DATASET RECORDS →
---
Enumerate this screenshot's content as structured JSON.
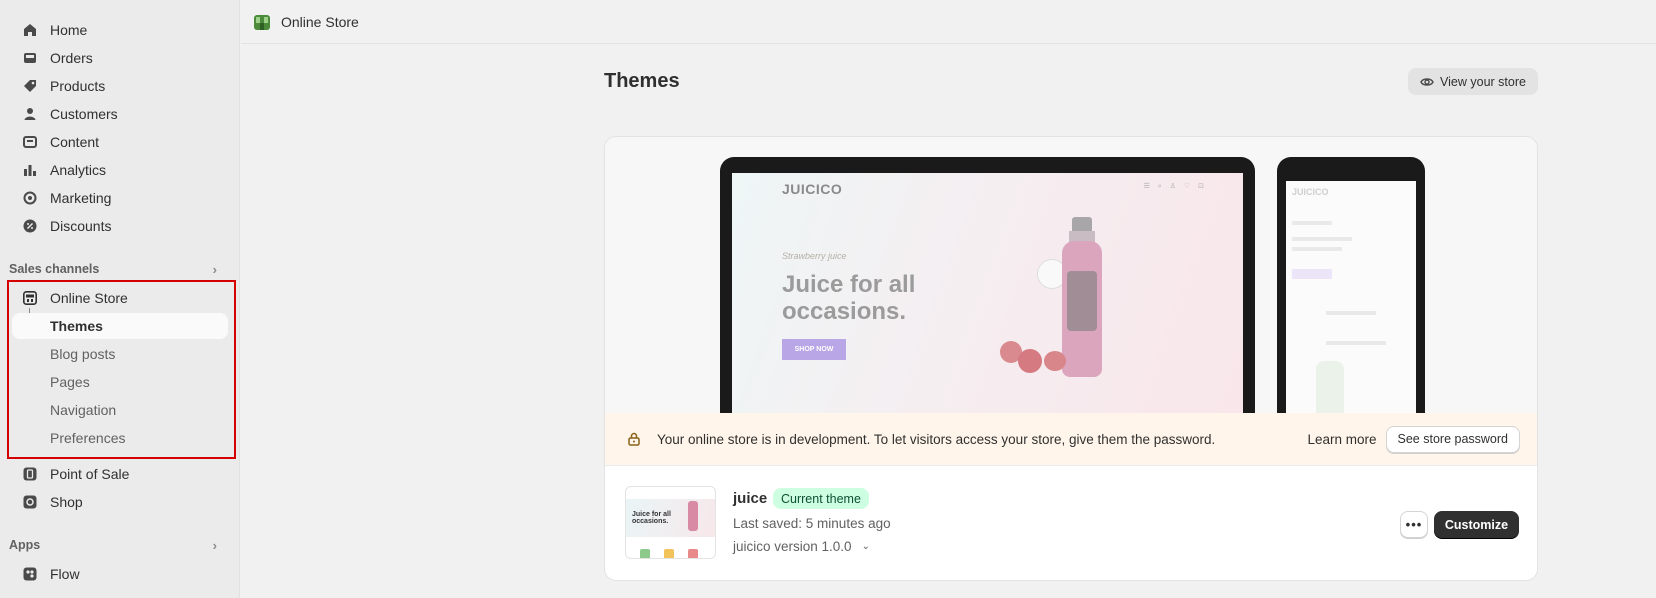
---
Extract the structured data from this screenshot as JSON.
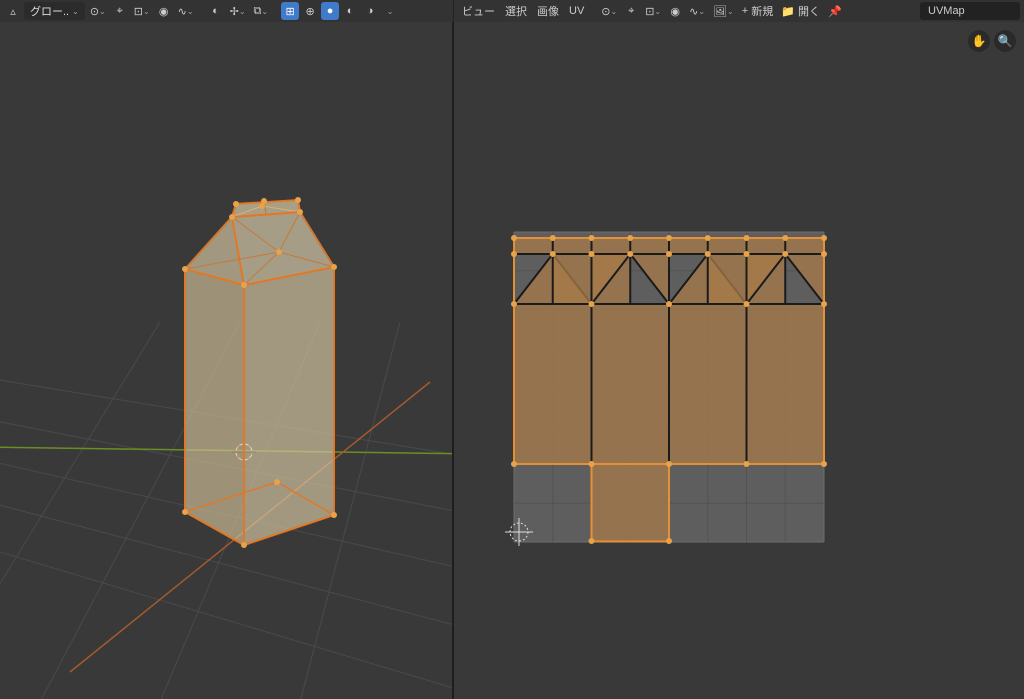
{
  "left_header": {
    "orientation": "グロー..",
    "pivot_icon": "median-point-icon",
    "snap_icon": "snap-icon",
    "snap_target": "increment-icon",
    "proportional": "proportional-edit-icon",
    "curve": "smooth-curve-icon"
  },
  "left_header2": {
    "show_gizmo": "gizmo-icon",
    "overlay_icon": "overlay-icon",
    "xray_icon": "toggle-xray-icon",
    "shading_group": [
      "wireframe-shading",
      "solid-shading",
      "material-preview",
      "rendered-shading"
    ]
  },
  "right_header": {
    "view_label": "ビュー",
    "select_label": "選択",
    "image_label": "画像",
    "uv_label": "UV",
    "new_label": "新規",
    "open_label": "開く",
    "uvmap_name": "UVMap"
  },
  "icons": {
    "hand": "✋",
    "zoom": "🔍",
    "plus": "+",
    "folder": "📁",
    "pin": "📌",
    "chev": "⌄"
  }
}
---
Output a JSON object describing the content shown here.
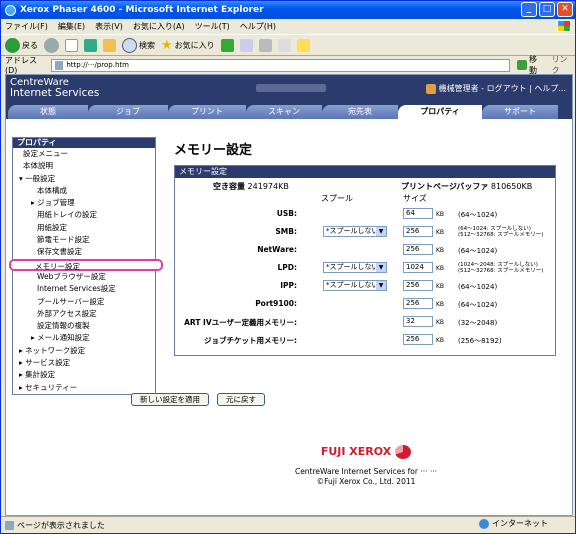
---
PROMPT →
Pick out lines containing the word "content", each one as written.

PROBLEM SOLUTION →
Enumerate this screenshot's content as structured JSON.
Output a JSON object describing the content shown here.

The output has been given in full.